- [Task requirements]: Go through the entries below and collect each line with the string "text" in it.

· · · · ·

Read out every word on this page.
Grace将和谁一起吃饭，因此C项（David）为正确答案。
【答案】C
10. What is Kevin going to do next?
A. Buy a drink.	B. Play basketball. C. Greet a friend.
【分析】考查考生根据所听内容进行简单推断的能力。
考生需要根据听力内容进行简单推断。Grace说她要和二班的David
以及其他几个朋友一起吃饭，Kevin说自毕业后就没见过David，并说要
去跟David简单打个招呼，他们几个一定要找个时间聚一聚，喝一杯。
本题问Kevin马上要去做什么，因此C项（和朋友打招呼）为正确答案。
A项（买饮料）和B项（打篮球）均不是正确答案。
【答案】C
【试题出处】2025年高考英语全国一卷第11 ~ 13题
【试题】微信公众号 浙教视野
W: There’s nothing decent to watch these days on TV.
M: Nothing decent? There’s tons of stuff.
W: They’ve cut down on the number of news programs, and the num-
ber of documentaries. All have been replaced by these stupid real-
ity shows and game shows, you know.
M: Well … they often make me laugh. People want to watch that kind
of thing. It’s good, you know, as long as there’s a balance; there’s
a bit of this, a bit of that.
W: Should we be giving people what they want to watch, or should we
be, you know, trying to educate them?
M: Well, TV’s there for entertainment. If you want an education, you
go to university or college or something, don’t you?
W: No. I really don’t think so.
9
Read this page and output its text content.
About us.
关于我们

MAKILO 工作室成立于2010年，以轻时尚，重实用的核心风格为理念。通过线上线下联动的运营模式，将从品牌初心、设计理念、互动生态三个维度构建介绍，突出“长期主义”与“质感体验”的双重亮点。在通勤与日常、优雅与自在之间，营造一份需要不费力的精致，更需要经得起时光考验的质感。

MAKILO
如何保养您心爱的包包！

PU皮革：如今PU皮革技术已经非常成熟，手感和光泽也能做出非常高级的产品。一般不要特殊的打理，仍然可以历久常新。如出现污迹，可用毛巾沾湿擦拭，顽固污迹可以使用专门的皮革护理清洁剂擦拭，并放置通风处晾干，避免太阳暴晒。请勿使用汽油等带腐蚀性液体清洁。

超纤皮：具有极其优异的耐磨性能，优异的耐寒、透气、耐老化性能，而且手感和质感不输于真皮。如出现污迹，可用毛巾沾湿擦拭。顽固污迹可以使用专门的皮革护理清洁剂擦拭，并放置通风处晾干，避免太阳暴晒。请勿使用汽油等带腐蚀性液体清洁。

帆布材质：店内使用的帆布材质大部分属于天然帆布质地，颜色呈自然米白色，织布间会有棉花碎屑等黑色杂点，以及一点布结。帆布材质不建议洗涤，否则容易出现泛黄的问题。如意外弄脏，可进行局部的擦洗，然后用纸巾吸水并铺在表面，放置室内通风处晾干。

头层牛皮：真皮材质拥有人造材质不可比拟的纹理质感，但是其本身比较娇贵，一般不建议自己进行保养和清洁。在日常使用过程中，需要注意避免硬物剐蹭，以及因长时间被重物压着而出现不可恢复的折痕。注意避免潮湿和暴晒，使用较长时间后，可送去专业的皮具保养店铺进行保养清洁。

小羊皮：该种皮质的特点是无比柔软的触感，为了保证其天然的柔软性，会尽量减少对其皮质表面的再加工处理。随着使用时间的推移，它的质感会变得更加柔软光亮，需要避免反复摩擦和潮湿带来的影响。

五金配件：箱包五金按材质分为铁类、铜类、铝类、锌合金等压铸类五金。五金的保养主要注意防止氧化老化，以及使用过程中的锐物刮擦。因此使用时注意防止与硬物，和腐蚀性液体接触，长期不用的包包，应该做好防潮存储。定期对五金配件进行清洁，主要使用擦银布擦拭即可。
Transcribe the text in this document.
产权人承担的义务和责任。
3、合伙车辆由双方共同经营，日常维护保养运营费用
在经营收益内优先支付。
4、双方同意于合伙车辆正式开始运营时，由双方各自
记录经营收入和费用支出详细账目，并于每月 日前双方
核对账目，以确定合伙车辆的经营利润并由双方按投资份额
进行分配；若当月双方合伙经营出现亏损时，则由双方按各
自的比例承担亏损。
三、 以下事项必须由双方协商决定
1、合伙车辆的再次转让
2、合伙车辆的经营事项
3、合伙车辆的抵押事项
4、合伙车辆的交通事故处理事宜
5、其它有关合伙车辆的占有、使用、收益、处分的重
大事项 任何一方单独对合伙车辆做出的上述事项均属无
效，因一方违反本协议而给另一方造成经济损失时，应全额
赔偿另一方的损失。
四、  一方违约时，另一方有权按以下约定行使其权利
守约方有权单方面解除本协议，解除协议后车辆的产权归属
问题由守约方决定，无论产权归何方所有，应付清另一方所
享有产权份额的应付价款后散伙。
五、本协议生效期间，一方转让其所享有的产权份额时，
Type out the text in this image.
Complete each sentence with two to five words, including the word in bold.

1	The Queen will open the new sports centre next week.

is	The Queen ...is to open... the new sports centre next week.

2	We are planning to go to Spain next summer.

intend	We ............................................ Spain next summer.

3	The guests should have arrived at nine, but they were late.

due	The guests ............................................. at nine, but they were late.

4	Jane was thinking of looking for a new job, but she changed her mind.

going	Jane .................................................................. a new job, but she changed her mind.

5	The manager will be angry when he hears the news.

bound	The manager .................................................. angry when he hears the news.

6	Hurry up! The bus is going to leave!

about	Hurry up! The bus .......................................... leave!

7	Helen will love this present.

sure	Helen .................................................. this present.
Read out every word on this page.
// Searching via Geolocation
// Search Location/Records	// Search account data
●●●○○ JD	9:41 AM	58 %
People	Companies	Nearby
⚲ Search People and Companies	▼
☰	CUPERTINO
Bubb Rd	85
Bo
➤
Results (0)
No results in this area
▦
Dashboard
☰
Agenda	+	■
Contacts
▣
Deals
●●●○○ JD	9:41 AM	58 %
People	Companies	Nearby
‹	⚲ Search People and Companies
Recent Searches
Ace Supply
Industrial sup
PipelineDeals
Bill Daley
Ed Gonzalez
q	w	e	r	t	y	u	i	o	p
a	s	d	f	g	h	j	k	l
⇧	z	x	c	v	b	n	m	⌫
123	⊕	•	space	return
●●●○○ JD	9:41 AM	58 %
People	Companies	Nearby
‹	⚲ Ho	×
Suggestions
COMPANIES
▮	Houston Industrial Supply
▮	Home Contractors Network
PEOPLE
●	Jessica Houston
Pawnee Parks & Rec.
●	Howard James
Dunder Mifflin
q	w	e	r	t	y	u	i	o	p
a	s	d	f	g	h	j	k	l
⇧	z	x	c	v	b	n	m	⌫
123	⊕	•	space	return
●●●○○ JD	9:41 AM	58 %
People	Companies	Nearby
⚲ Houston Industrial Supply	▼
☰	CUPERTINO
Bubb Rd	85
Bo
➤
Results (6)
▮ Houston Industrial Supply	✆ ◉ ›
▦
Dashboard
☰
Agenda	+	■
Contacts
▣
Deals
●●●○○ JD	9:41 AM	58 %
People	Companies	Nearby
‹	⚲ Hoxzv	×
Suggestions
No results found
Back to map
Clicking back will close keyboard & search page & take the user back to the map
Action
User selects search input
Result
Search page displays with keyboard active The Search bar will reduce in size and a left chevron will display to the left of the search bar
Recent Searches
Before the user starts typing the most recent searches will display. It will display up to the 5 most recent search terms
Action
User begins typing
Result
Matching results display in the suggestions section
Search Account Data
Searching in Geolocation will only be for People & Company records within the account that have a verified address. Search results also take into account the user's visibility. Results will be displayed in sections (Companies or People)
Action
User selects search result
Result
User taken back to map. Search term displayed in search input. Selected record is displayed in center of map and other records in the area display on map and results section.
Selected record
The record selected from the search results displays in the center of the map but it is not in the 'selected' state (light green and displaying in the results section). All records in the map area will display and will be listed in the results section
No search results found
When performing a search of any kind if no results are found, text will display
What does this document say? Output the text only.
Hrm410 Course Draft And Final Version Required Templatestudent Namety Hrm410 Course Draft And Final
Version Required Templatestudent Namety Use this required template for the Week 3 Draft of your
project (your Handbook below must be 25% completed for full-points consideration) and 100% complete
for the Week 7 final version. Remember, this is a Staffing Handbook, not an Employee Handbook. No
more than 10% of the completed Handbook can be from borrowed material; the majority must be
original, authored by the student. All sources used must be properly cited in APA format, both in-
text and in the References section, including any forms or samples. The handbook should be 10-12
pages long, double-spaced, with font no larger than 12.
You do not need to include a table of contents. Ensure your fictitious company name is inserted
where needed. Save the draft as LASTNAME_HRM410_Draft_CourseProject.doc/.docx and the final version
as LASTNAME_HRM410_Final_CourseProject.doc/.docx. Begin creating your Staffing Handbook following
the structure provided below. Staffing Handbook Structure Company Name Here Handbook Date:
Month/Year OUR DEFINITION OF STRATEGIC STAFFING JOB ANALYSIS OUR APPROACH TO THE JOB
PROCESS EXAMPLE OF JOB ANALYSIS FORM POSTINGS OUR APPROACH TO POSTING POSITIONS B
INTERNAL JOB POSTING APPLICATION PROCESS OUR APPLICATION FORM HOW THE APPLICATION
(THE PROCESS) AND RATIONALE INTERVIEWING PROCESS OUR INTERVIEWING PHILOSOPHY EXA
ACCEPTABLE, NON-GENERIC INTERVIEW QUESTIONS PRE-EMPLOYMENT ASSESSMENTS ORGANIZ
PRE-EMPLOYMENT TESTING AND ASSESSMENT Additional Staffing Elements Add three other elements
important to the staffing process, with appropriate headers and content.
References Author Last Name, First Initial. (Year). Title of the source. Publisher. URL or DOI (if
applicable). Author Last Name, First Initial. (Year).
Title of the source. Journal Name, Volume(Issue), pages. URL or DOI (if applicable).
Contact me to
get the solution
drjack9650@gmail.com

· · · · ·

- [Task solution]:
Read this page and output its text content.
Transcribe the text in this document.
Type out the text in this image.
When performing a search of any kind if no results are found, text will display
What does this document say? Output the text only.
text and in the References section, including any forms or samples. The handbook should be 10-12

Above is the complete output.